Work out the number of lines with "问题描述" in them. Reply with that number and no other words.

### [Task material]
☆ ☆ ☆ ☆ ☆ ☆ ☆

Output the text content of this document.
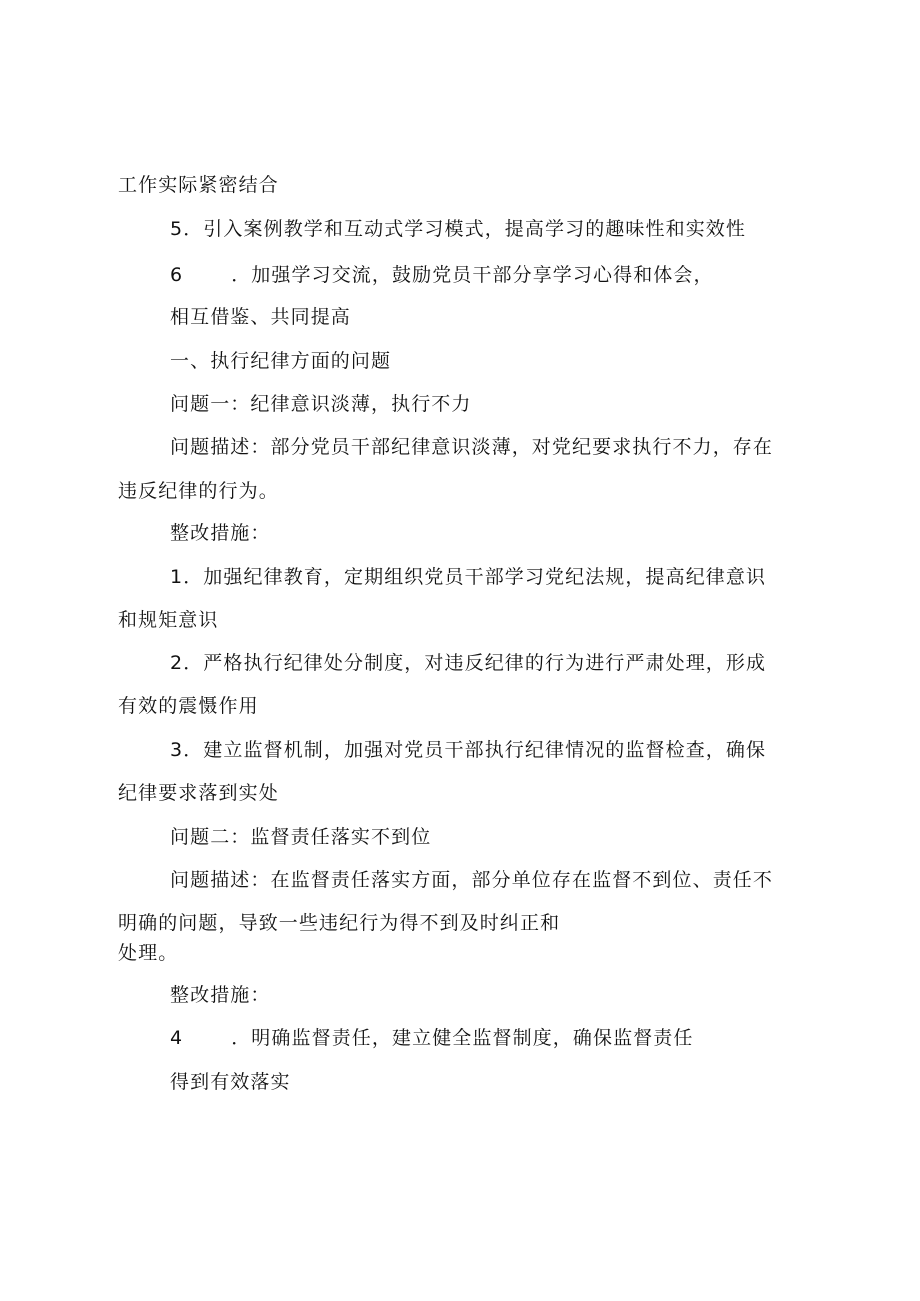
工作实际紧密结合

5．引入案例教学和互动式学习模式，提高学习的趣味性和实效性

6	．加强学习交流，鼓励党员干部分享学习心得和体会，

相互借鉴、共同提高

一、执行纪律方面的问题

问题一：纪律意识淡薄，执行不力

问题描述：部分党员干部纪律意识淡薄，对党纪要求执行不力，存在

违反纪律的行为。

整改措施：

1．加强纪律教育，定期组织党员干部学习党纪法规，提高纪律意识

和规矩意识

2．严格执行纪律处分制度，对违反纪律的行为进行严肃处理，形成

有效的震慑作用

3．建立监督机制，加强对党员干部执行纪律情况的监督检查，确保

纪律要求落到实处

问题二：监督责任落实不到位

问题描述：在监督责任落实方面，部分单位存在监督不到位、责任不

明确的问题，导致一些违纪行为得不到及时纠正和

处理。

整改措施：

4	．明确监督责任，建立健全监督制度，确保监督责任

得到有效落实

☆ ☆ ☆ ☆ ☆ ☆ ☆

### [Final result]
2